#### Task goal:
Can you quote the records below in full, word for word?

#### Data rows:
#####
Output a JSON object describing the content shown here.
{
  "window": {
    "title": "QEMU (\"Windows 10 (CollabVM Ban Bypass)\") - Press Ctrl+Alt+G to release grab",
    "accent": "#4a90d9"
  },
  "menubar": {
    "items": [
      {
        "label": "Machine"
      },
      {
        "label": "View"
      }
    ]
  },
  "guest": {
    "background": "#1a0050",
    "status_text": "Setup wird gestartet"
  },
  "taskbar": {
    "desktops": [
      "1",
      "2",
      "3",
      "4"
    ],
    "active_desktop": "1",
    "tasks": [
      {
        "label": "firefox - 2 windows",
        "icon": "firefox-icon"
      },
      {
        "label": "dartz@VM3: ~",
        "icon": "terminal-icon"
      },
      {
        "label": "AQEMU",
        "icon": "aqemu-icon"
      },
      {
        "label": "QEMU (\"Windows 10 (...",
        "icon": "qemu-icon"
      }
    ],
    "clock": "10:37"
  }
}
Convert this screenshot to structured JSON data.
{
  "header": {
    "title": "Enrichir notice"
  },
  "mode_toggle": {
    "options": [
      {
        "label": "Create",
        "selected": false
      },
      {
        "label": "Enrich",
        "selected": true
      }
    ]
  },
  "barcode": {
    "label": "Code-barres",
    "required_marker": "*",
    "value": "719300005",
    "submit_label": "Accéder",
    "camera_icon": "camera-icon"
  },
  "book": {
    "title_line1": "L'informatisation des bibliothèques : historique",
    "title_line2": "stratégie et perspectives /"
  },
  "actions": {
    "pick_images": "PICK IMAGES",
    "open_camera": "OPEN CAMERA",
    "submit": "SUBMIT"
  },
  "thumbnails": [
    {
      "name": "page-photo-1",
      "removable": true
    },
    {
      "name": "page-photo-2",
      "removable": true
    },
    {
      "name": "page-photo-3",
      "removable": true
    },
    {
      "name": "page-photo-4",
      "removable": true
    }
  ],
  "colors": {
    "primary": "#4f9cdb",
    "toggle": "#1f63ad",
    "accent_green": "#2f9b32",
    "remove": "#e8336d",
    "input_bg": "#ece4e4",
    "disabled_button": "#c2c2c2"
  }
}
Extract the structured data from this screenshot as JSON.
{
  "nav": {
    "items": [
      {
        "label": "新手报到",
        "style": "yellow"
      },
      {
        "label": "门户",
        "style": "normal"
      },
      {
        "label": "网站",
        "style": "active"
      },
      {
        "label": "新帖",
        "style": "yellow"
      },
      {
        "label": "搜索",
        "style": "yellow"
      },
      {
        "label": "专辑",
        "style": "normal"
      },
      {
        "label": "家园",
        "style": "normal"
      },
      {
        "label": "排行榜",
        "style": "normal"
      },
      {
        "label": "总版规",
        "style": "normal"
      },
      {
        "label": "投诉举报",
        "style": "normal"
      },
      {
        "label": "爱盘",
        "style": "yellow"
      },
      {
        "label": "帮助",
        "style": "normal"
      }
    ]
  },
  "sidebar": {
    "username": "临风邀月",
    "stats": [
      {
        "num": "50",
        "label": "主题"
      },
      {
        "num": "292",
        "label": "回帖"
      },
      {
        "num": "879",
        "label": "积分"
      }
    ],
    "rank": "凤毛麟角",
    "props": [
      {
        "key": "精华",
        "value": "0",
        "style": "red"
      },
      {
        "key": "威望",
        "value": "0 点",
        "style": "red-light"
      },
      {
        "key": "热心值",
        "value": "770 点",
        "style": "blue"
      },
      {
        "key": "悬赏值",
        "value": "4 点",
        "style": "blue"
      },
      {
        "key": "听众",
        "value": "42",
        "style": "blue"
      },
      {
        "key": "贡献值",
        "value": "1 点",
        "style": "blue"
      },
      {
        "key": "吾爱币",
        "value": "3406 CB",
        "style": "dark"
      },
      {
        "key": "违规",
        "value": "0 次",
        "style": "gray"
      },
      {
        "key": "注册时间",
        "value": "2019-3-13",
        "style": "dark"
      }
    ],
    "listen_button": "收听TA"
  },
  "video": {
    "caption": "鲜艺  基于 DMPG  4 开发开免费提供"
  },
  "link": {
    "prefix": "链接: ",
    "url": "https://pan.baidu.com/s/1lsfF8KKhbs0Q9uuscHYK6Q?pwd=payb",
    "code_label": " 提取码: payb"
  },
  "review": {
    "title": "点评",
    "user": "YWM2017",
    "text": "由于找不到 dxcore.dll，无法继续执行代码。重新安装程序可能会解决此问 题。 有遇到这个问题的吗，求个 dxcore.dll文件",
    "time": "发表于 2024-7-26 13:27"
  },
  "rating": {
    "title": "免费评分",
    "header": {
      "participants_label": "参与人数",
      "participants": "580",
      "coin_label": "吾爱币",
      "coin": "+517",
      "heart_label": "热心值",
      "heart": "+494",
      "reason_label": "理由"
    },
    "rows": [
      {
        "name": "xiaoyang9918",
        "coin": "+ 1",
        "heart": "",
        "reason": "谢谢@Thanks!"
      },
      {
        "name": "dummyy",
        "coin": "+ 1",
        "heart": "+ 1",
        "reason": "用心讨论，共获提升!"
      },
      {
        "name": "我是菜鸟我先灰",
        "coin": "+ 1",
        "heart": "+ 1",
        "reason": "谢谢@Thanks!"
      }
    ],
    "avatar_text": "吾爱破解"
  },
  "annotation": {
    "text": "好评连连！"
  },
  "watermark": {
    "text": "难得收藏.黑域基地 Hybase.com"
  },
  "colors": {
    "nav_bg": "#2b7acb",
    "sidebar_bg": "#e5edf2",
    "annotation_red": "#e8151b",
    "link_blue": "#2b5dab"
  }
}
#####
#### Full answer:
Output a JSON object describing the content shown here.
{
  "window": {
    "title": "QEMU (\"Windows 10 (CollabVM Ban Bypass)\") - Press Ctrl+Alt+G to release grab",
    "accent": "#4a90d9"
  },
  "menubar": {
    "items": [
      {
        "label": "Machine"
      },
      {
        "label": "View"
      }
    ]
  },
  "guest": {
    "background": "#1a0050",
    "status_text": "Setup wird gestartet"
  },
  "taskbar": {
    "desktops": [
      "1",
      "2",
      "3",
      "4"
    ],
    "active_desktop": "1",
    "tasks": [
      {
        "label": "firefox - 2 windows",
        "icon": "firefox-icon"
      },
      {
        "label": "dartz@VM3: ~",
        "icon": "terminal-icon"
      },
      {
        "label": "AQEMU",
        "icon": "aqemu-icon"
      },
      {
        "label": "QEMU (\"Windows 10 (...",
        "icon": "qemu-icon"
      }
    ],
    "clock": "10:37"
  }
}
Convert this screenshot to structured JSON data.
{
  "header": {
    "title": "Enrichir notice"
  },
  "mode_toggle": {
    "options": [
      {
        "label": "Create",
        "selected": false
      },
      {
        "label": "Enrich",
        "selected": true
      }
    ]
  },
  "barcode": {
    "label": "Code-barres",
    "required_marker": "*",
    "value": "719300005",
    "submit_label": "Accéder",
    "camera_icon": "camera-icon"
  },
  "book": {
    "title_line1": "L'informatisation des bibliothèques : historique",
    "title_line2": "stratégie et perspectives /"
  },
  "actions": {
    "pick_images": "PICK IMAGES",
    "open_camera": "OPEN CAMERA",
    "submit": "SUBMIT"
  },
  "thumbnails": [
    {
      "name": "page-photo-1",
      "removable": true
    },
    {
      "name": "page-photo-2",
      "removable": true
    },
    {
      "name": "page-photo-3",
      "removable": true
    },
    {
      "name": "page-photo-4",
      "removable": true
    }
  ],
  "colors": {
    "primary": "#4f9cdb",
    "toggle": "#1f63ad",
    "accent_green": "#2f9b32",
    "remove": "#e8336d",
    "input_bg": "#ece4e4",
    "disabled_button": "#c2c2c2"
  }
}
Extract the structured data from this screenshot as JSON.
{
  "nav": {
    "items": [
      {
        "label": "新手报到",
        "style": "yellow"
      },
      {
        "label": "门户",
        "style": "normal"
      },
      {
        "label": "网站",
        "style": "active"
      },
      {
        "label": "新帖",
        "style": "yellow"
      },
      {
        "label": "搜索",
        "style": "yellow"
      },
      {
        "label": "专辑",
        "style": "normal"
      },
      {
        "label": "家园",
        "style": "normal"
      },
      {
        "label": "排行榜",
        "style": "normal"
      },
      {
        "label": "总版规",
        "style": "normal"
      },
      {
        "label": "投诉举报",
        "style": "normal"
      },
      {
        "label": "爱盘",
        "style": "yellow"
      },
      {
        "label": "帮助",
        "style": "normal"
      }
    ]
  },
  "sidebar": {
    "username": "临风邀月",
    "stats": [
      {
        "num": "50",
        "label": "主题"
      },
      {
        "num": "292",
        "label": "回帖"
      },
      {
        "num": "879",
        "label": "积分"
      }
    ],
    "rank": "凤毛麟角",
    "props": [
      {
        "key": "精华",
        "value": "0",
        "style": "red"
      },
      {
        "key": "威望",
        "value": "0 点",
        "style": "red-light"
      },
      {
        "key": "热心值",
        "value": "770 点",
        "style": "blue"
      },
      {
        "key": "悬赏值",
        "value": "4 点",
        "style": "blue"
      },
      {
        "key": "听众",
        "value": "42",
        "style": "blue"
      },
      {
        "key": "贡献值",
        "value": "1 点",
        "style": "blue"
      },
      {
        "key": "吾爱币",
        "value": "3406 CB",
        "style": "dark"
      },
      {
        "key": "违规",
        "value": "0 次",
        "style": "gray"
      },
      {
        "key": "注册时间",
        "value": "2019-3-13",
        "style": "dark"
      }
    ],
    "listen_button": "收听TA"
  },
  "video": {
    "caption": "鲜艺  基于 DMPG  4 开发开免费提供"
  },
  "link": {
    "prefix": "链接: ",
    "url": "https://pan.baidu.com/s/1lsfF8KKhbs0Q9uuscHYK6Q?pwd=payb",
    "code_label": " 提取码: payb"
  },
  "review": {
    "title": "点评",
    "user": "YWM2017",
    "text": "由于找不到 dxcore.dll，无法继续执行代码。重新安装程序可能会解决此问 题。 有遇到这个问题的吗，求个 dxcore.dll文件",
    "time": "发表于 2024-7-26 13:27"
  },
  "rating": {
    "title": "免费评分",
    "header": {
      "participants_label": "参与人数",
      "participants": "580",
      "coin_label": "吾爱币",
      "coin": "+517",
      "heart_label": "热心值",
      "heart": "+494",
      "reason_label": "理由"
    },
    "rows": [
      {
        "name": "xiaoyang9918",
        "coin": "+ 1",
        "heart": "",
        "reason": "谢谢@Thanks!"
      },
      {
        "name": "dummyy",
        "coin": "+ 1",
        "heart": "+ 1",
        "reason": "用心讨论，共获提升!"
      },
      {
        "name": "我是菜鸟我先灰",
        "coin": "+ 1",
        "heart": "+ 1",
        "reason": "谢谢@Thanks!"
      }
    ],
    "avatar_text": "吾爱破解"
  },
  "annotation": {
    "text": "好评连连！"
  },
  "watermark": {
    "text": "难得收藏.黑域基地 Hybase.com"
  },
  "colors": {
    "nav_bg": "#2b7acb",
    "sidebar_bg": "#e5edf2",
    "annotation_red": "#e8151b",
    "link_blue": "#2b5dab"
  }
}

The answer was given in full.